--- THE INPUT ---

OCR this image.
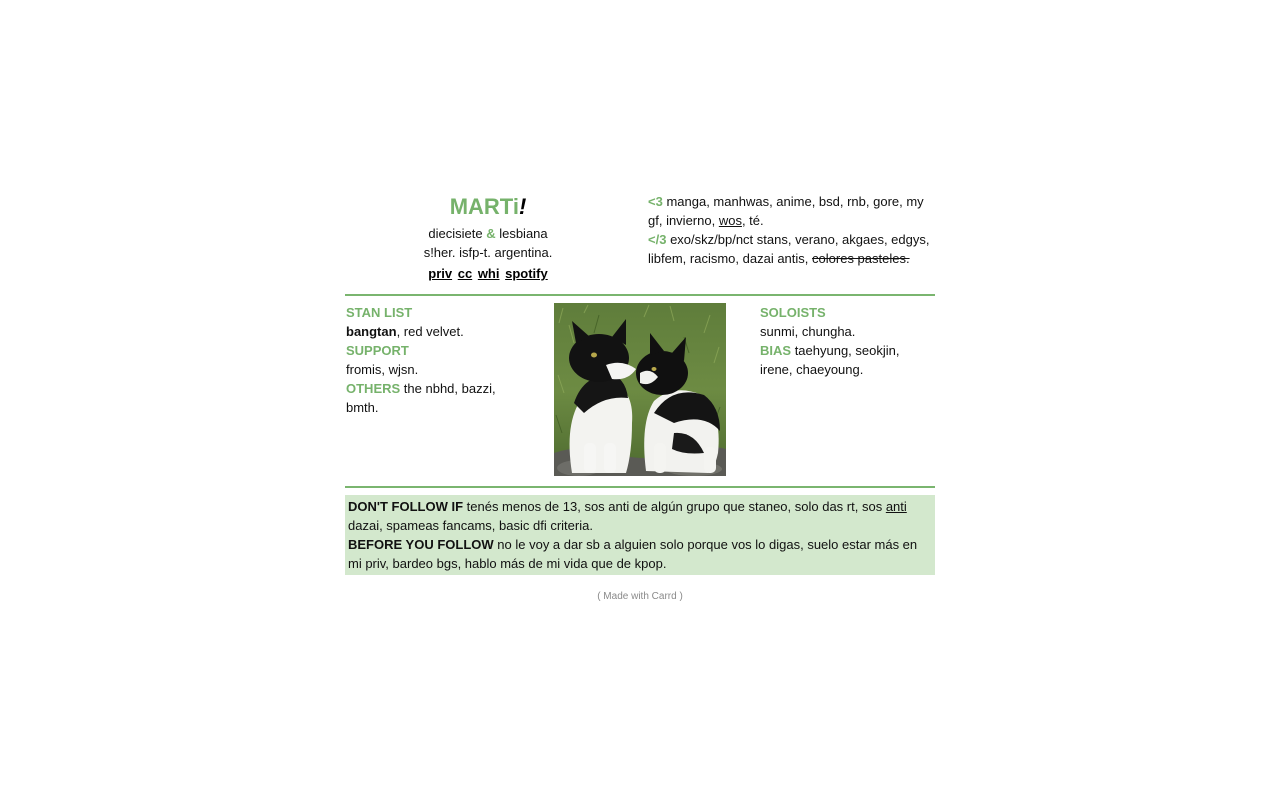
MARTi!
diecisiete & lesbiana
s!her. isfp-t. argentina.
priv cc whi spotify
<3 manga, manhwas, anime, bsd, rnb, gore, my gf, invierno, wos, té.
</3 exo/skz/bp/nct stans, verano, akgaes, edgys, libfem, racismo, dazai antis, colores pasteles.
STAN LIST
bangtan, red velvet.
SUPPORT
fromis, wjsn.
OTHERS the nbhd, bazzi, bmth.
SOLOISTS
sunmi, chungha.
BIAS taehyung, seokjin, irene, chaeyoung.
DON'T FOLLOW IF tenés menos de 13, sos anti de algún grupo que staneo, solo das rt, sos anti dazai, spameas fancams, basic dfi criteria.
BEFORE YOU FOLLOW no le voy a dar sb a alguien solo porque vos lo digas, suelo estar más en mi priv, bardeo bgs, hablo más de mi vida que de kpop.
( Made with Carrd )
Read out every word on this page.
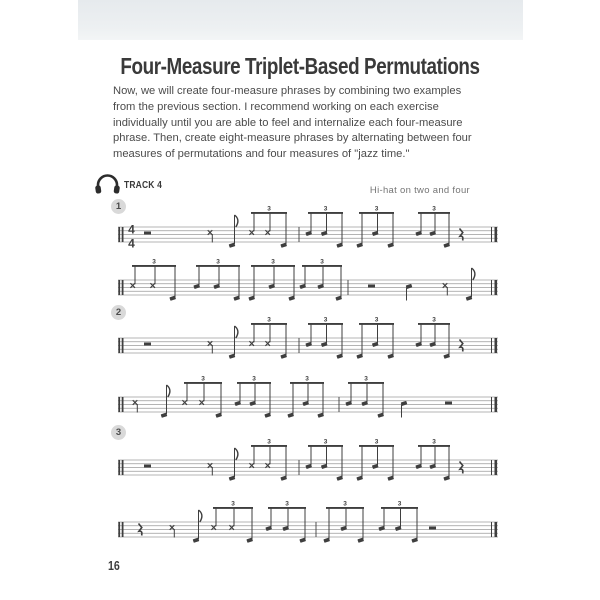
Four-Measure Triplet-Based Permutations
Now, we will create four-measure phrases by combining two examples from the previous section. I recommend working on each exercise individually until you are able to feel and internalize each four-measure phrase. Then, create eight-measure phrases by alternating between four measures of permutations and four measures of "jazz time."
TRACK 4	Hi-hat on two and four
1
2
3
4
4
3	3	3	3
3	3	3	3
3	3	3	3
3	3	3	3
3	3	3	3
3	3	3	3
16
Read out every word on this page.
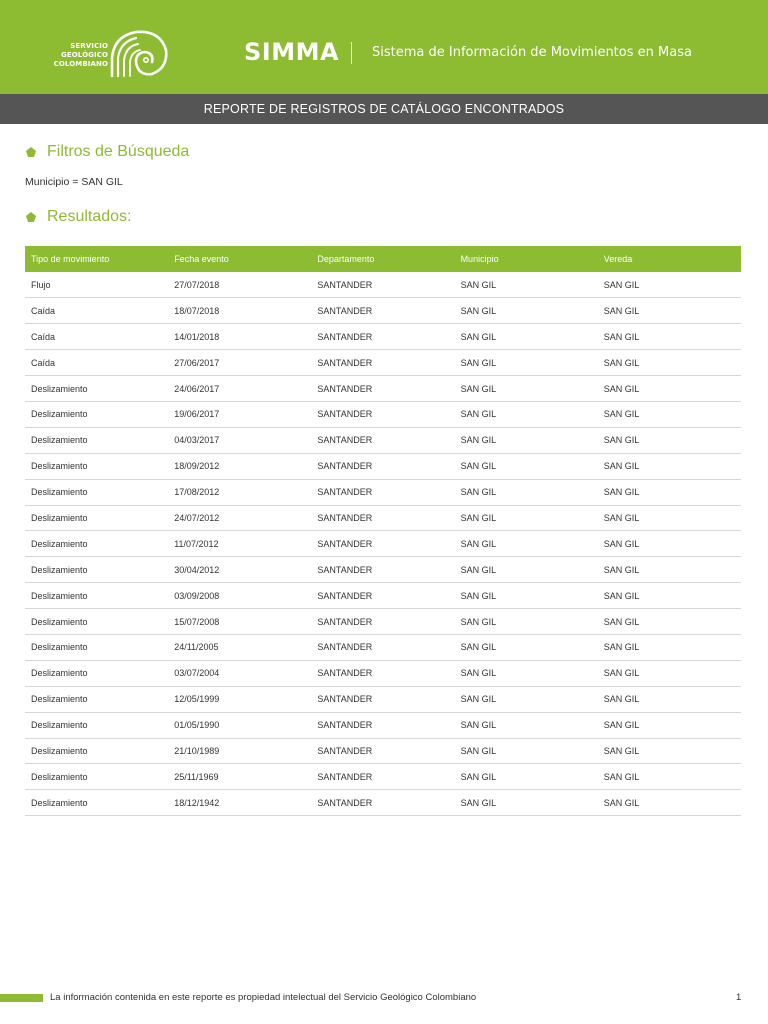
SERVICIO
GEOLÓGICO
COLOMBIANO	SIMMA	Sistema de Información de Movimientos en Masa
REPORTE DE REGISTROS DE CATÁLOGO ENCONTRADOS
Filtros de Búsqueda
Municipio = SAN GIL
Resultados:
Tipo de movimiento	Fecha evento	Departamento	Municipio	Vereda
Flujo	27/07/2018	SANTANDER	SAN GIL	SAN GIL
Caída	18/07/2018	SANTANDER	SAN GIL	SAN GIL
Caída	14/01/2018	SANTANDER	SAN GIL	SAN GIL
Caída	27/06/2017	SANTANDER	SAN GIL	SAN GIL
Deslizamiento	24/06/2017	SANTANDER	SAN GIL	SAN GIL
Deslizamiento	19/06/2017	SANTANDER	SAN GIL	SAN GIL
Deslizamiento	04/03/2017	SANTANDER	SAN GIL	SAN GIL
Deslizamiento	18/09/2012	SANTANDER	SAN GIL	SAN GIL
Deslizamiento	17/08/2012	SANTANDER	SAN GIL	SAN GIL
Deslizamiento	24/07/2012	SANTANDER	SAN GIL	SAN GIL
Deslizamiento	11/07/2012	SANTANDER	SAN GIL	SAN GIL
Deslizamiento	30/04/2012	SANTANDER	SAN GIL	SAN GIL
Deslizamiento	03/09/2008	SANTANDER	SAN GIL	SAN GIL
Deslizamiento	15/07/2008	SANTANDER	SAN GIL	SAN GIL
Deslizamiento	24/11/2005	SANTANDER	SAN GIL	SAN GIL
Deslizamiento	03/07/2004	SANTANDER	SAN GIL	SAN GIL
Deslizamiento	12/05/1999	SANTANDER	SAN GIL	SAN GIL
Deslizamiento	01/05/1990	SANTANDER	SAN GIL	SAN GIL
Deslizamiento	21/10/1989	SANTANDER	SAN GIL	SAN GIL
Deslizamiento	25/11/1969	SANTANDER	SAN GIL	SAN GIL
Deslizamiento	18/12/1942	SANTANDER	SAN GIL	SAN GIL
La información contenida en este reporte es propiedad intelectual del Servicio Geológico Colombiano	1
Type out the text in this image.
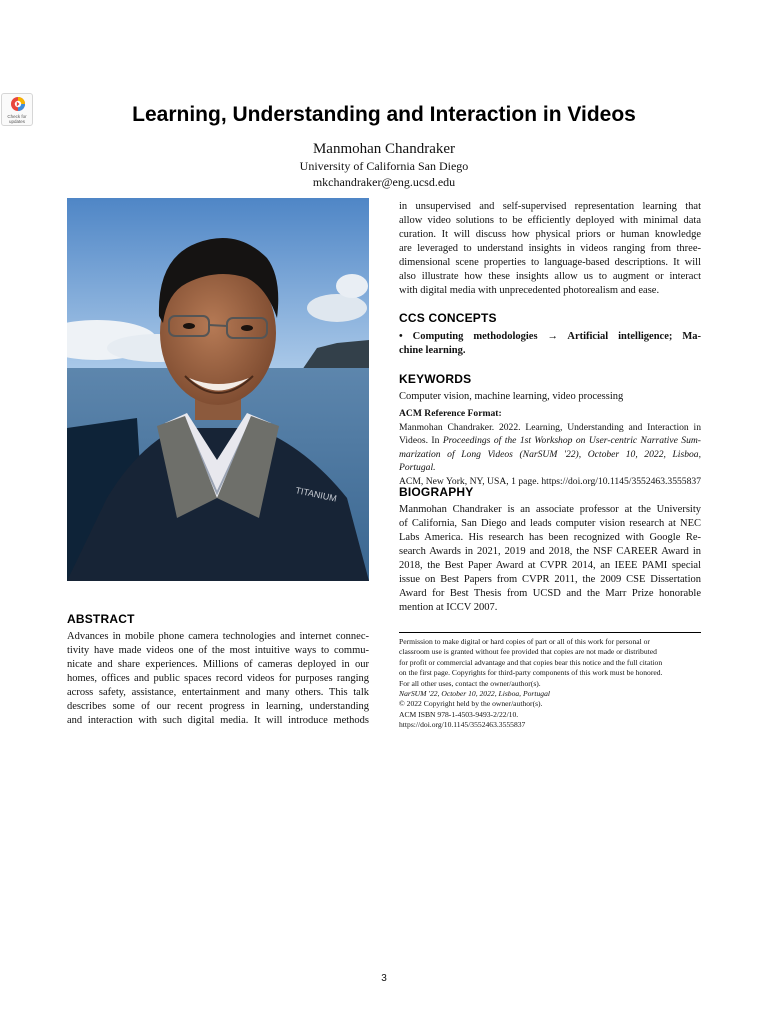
Check for
updates	Learning, Understanding and Interaction in Videos
Manmohan Chandraker
University of California San Diego
mkchandraker@eng.ucsd.edu
TITANIUM
ABSTRACT

Advances in mobile phone camera technologies and internet connec-

tivity have made videos one of the most intuitive ways to commu-

nicate and share experiences. Millions of cameras deployed in our

homes, offices and public spaces record videos for purposes ranging

across safety, assistance, entertainment and many others. This talk

describes some of our recent progress in learning, understanding

and interaction with such digital media. It will introduce methods

in unsupervised and self-supervised representation learning that

allow video solutions to be efficiently deployed with minimal data

curation. It will discuss how physical priors or human knowledge

are leveraged to understand insights in videos ranging from three-

dimensional scene properties to language-based descriptions. It will

also illustrate how these insights allow us to augment or interact

with digital media with unprecedented photorealism and ease.

CCS CONCEPTS

• Computing methodologies → Artificial intelligence; Ma-

chine learning.

KEYWORDS

Computer vision, machine learning, video processing

ACM Reference Format:

Manmohan Chandraker. 2022. Learning, Understanding and Interaction in

Videos. In Proceedings of the 1st Workshop on User-centric Narrative Sum-

marization of Long Videos (NarSUM '22), October 10, 2022, Lisboa, Portugal.

ACM, New York, NY, USA, 1 page. https://doi.org/10.1145/3552463.3555837

BIOGRAPHY

Manmohan Chandraker is an associate professor at the University

of California, San Diego and leads computer vision research at NEC

Labs America. His research has been recognized with Google Re-

search Awards in 2021, 2019 and 2018, the NSF CAREER Award in

2018, the Best Paper Award at CVPR 2014, an IEEE PAMI special

issue on Best Papers from CVPR 2011, the 2009 CSE Dissertation

Award for Best Thesis from UCSD and the Marr Prize honorable

mention at ICCV 2007.

Permission to make digital or hard copies of part or all of this work for personal or

classroom use is granted without fee provided that copies are not made or distributed

for profit or commercial advantage and that copies bear this notice and the full citation

on the first page. Copyrights for third-party components of this work must be honored.

For all other uses, contact the owner/author(s).

NarSUM '22, October 10, 2022, Lisboa, Portugal

© 2022 Copyright held by the owner/author(s).

ACM ISBN 978-1-4503-9493-2/22/10.

https://doi.org/10.1145/3552463.3555837

3
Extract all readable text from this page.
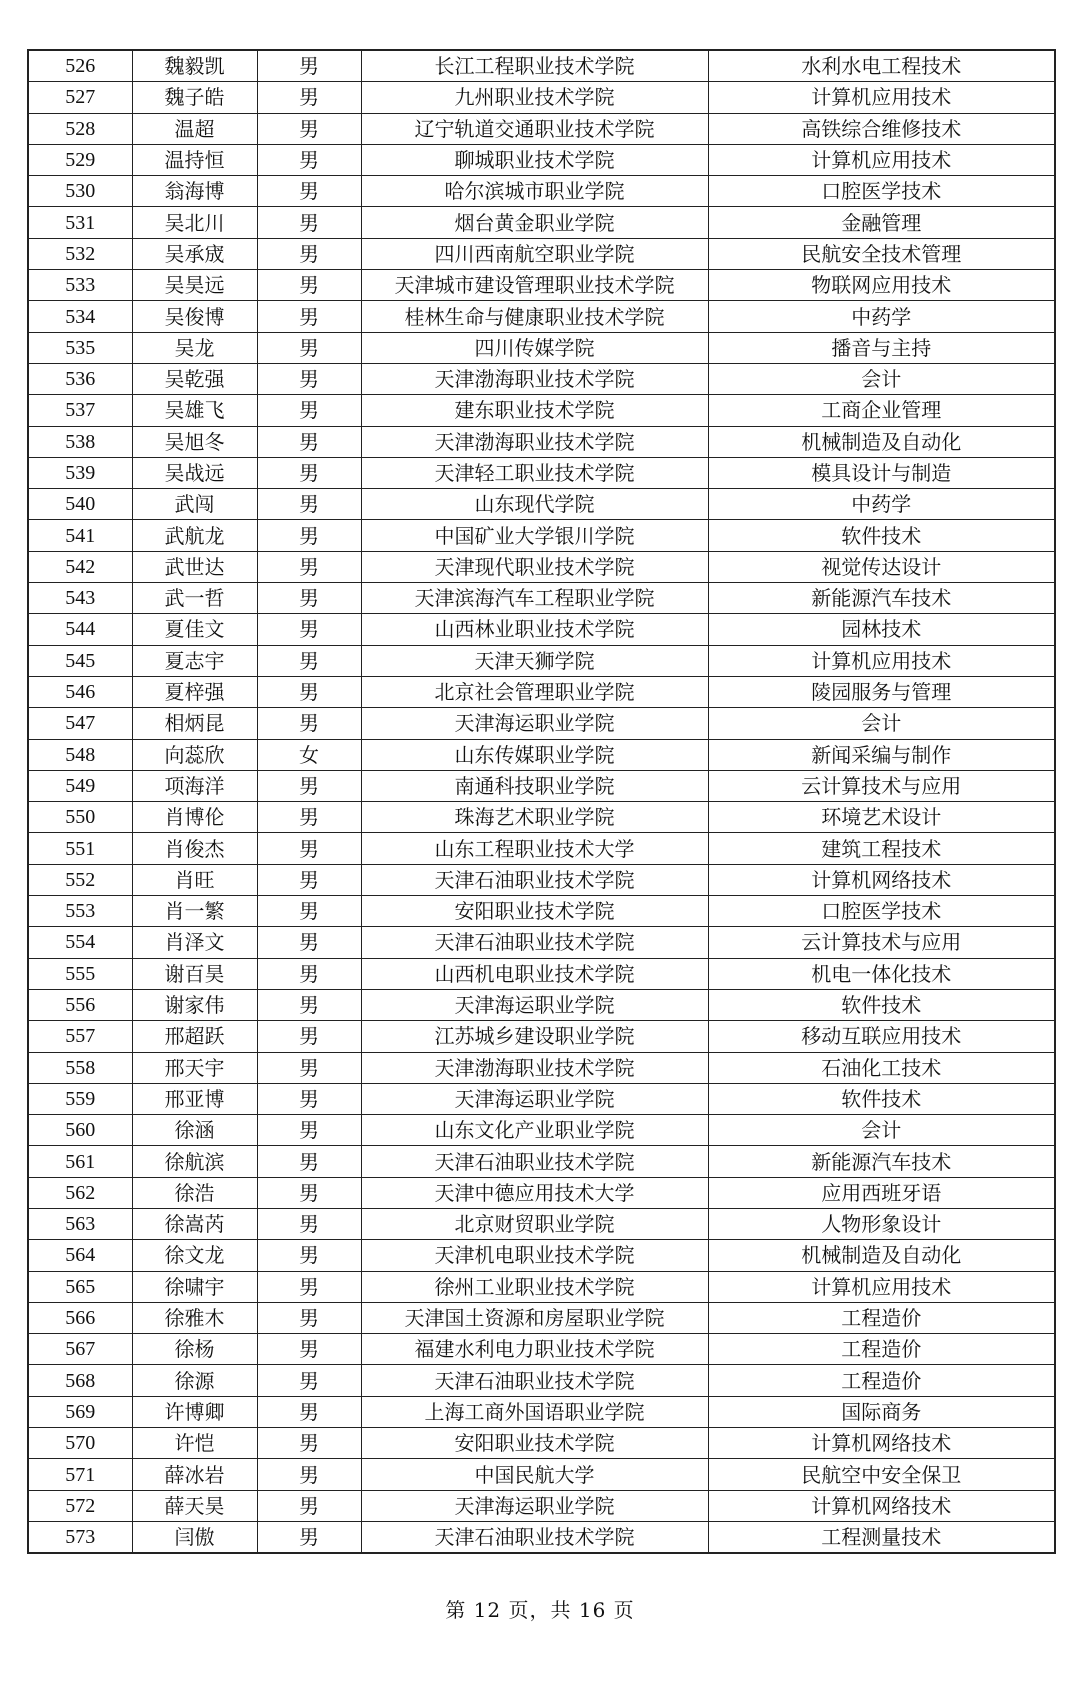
526	魏毅凯	男	长江工程职业技术学院	水利水电工程技术
527	魏子皓	男	九州职业技术学院	计算机应用技术
528	温超	男	辽宁轨道交通职业技术学院	高铁综合维修技术
529	温持恒	男	聊城职业技术学院	计算机应用技术
530	翁海博	男	哈尔滨城市职业学院	口腔医学技术
531	吴北川	男	烟台黄金职业学院	金融管理
532	吴承宬	男	四川西南航空职业学院	民航安全技术管理
533	吴昊远	男	天津城市建设管理职业技术学院	物联网应用技术
534	吴俊博	男	桂林生命与健康职业技术学院	中药学
535	吴龙	男	四川传媒学院	播音与主持
536	吴乾强	男	天津渤海职业技术学院	会计
537	吴雄飞	男	建东职业技术学院	工商企业管理
538	吴旭冬	男	天津渤海职业技术学院	机械制造及自动化
539	吴战远	男	天津轻工职业技术学院	模具设计与制造
540	武闯	男	山东现代学院	中药学
541	武航龙	男	中国矿业大学银川学院	软件技术
542	武世达	男	天津现代职业技术学院	视觉传达设计
543	武一哲	男	天津滨海汽车工程职业学院	新能源汽车技术
544	夏佳文	男	山西林业职业技术学院	园林技术
545	夏志宇	男	天津天狮学院	计算机应用技术
546	夏梓强	男	北京社会管理职业学院	陵园服务与管理
547	相炳昆	男	天津海运职业学院	会计
548	向蕊欣	女	山东传媒职业学院	新闻采编与制作
549	项海洋	男	南通科技职业学院	云计算技术与应用
550	肖博伦	男	珠海艺术职业学院	环境艺术设计
551	肖俊杰	男	山东工程职业技术大学	建筑工程技术
552	肖旺	男	天津石油职业技术学院	计算机网络技术
553	肖一繁	男	安阳职业技术学院	口腔医学技术
554	肖泽文	男	天津石油职业技术学院	云计算技术与应用
555	谢百昊	男	山西机电职业技术学院	机电一体化技术
556	谢家伟	男	天津海运职业学院	软件技术
557	邢超跃	男	江苏城乡建设职业学院	移动互联应用技术
558	邢天宇	男	天津渤海职业技术学院	石油化工技术
559	邢亚博	男	天津海运职业学院	软件技术
560	徐涵	男	山东文化产业职业学院	会计
561	徐航滨	男	天津石油职业技术学院	新能源汽车技术
562	徐浩	男	天津中德应用技术大学	应用西班牙语
563	徐嵩芮	男	北京财贸职业学院	人物形象设计
564	徐文龙	男	天津机电职业技术学院	机械制造及自动化
565	徐啸宇	男	徐州工业职业技术学院	计算机应用技术
566	徐雅木	男	天津国土资源和房屋职业学院	工程造价
567	徐杨	男	福建水利电力职业技术学院	工程造价
568	徐源	男	天津石油职业技术学院	工程造价
569	许博卿	男	上海工商外国语职业学院	国际商务
570	许恺	男	安阳职业技术学院	计算机网络技术
571	薛冰岩	男	中国民航大学	民航空中安全保卫
572	薛天昊	男	天津海运职业学院	计算机网络技术
573	闫傲	男	天津石油职业技术学院	工程测量技术
第 12 页，共 16 页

---

SHORT TASK: Extract all lines of the records above that include "vision".

RIGHT ANSWER:
Computer vision, machine learning, video processing
of California, San Diego and leads computer vision research at NEC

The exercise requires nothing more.